Work to be completed: Here are some records. Copy each one exactly.
START Data section
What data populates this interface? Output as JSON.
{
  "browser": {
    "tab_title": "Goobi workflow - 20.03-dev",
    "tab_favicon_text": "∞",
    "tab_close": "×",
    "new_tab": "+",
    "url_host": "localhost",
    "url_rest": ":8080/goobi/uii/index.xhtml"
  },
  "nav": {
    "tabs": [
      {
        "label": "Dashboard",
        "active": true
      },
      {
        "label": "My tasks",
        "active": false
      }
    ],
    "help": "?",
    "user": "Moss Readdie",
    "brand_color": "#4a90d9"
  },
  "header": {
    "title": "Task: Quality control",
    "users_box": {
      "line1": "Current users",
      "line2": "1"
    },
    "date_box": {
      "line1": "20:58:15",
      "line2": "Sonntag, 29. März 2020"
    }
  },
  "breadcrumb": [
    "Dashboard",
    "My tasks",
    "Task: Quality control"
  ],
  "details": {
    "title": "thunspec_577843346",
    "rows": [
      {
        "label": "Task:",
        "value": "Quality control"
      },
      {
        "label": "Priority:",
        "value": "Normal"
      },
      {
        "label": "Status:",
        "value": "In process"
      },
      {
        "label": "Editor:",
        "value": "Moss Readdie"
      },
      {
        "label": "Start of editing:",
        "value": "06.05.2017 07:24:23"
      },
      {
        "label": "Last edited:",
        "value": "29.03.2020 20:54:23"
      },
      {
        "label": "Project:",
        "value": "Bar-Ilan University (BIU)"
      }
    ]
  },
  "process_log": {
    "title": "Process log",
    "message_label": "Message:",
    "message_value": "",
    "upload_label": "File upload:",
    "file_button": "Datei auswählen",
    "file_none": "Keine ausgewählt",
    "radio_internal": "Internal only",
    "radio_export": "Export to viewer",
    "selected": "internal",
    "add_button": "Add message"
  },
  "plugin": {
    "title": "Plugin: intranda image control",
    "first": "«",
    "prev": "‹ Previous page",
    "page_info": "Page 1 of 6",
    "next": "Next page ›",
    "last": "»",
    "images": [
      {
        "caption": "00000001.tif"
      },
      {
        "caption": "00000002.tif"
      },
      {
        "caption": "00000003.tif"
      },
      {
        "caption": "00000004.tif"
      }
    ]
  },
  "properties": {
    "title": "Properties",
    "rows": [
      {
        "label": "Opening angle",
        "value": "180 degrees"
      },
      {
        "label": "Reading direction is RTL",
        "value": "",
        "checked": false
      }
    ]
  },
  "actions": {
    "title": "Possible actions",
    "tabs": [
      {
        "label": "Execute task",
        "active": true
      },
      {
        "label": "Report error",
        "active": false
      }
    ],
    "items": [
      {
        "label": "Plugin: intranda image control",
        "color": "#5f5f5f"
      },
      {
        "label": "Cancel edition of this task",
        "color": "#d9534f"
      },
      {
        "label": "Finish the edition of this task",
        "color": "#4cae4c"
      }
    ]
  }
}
END Data section
The reply:
What data populates this interface? Output as JSON.
{
  "browser": {
    "tab_title": "Goobi workflow - 20.03-dev",
    "tab_favicon_text": "∞",
    "tab_close": "×",
    "new_tab": "+",
    "url_host": "localhost",
    "url_rest": ":8080/goobi/uii/index.xhtml"
  },
  "nav": {
    "tabs": [
      {
        "label": "Dashboard",
        "active": true
      },
      {
        "label": "My tasks",
        "active": false
      }
    ],
    "help": "?",
    "user": "Moss Readdie",
    "brand_color": "#4a90d9"
  },
  "header": {
    "title": "Task: Quality control",
    "users_box": {
      "line1": "Current users",
      "line2": "1"
    },
    "date_box": {
      "line1": "20:58:15",
      "line2": "Sonntag, 29. März 2020"
    }
  },
  "breadcrumb": [
    "Dashboard",
    "My tasks",
    "Task: Quality control"
  ],
  "details": {
    "title": "thunspec_577843346",
    "rows": [
      {
        "label": "Task:",
        "value": "Quality control"
      },
      {
        "label": "Priority:",
        "value": "Normal"
      },
      {
        "label": "Status:",
        "value": "In process"
      },
      {
        "label": "Editor:",
        "value": "Moss Readdie"
      },
      {
        "label": "Start of editing:",
        "value": "06.05.2017 07:24:23"
      },
      {
        "label": "Last edited:",
        "value": "29.03.2020 20:54:23"
      },
      {
        "label": "Project:",
        "value": "Bar-Ilan University (BIU)"
      }
    ]
  },
  "process_log": {
    "title": "Process log",
    "message_label": "Message:",
    "message_value": "",
    "upload_label": "File upload:",
    "file_button": "Datei auswählen",
    "file_none": "Keine ausgewählt",
    "radio_internal": "Internal only",
    "radio_export": "Export to viewer",
    "selected": "internal",
    "add_button": "Add message"
  },
  "plugin": {
    "title": "Plugin: intranda image control",
    "first": "«",
    "prev": "‹ Previous page",
    "page_info": "Page 1 of 6",
    "next": "Next page ›",
    "last": "»",
    "images": [
      {
        "caption": "00000001.tif"
      },
      {
        "caption": "00000002.tif"
      },
      {
        "caption": "00000003.tif"
      },
      {
        "caption": "00000004.tif"
      }
    ]
  },
  "properties": {
    "title": "Properties",
    "rows": [
      {
        "label": "Opening angle",
        "value": "180 degrees"
      },
      {
        "label": "Reading direction is RTL",
        "value": "",
        "checked": false
      }
    ]
  },
  "actions": {
    "title": "Possible actions",
    "tabs": [
      {
        "label": "Execute task",
        "active": true
      },
      {
        "label": "Report error",
        "active": false
      }
    ],
    "items": [
      {
        "label": "Plugin: intranda image control",
        "color": "#5f5f5f"
      },
      {
        "label": "Cancel edition of this task",
        "color": "#d9534f"
      },
      {
        "label": "Finish the edition of this task",
        "color": "#4cae4c"
      }
    ]
  }
}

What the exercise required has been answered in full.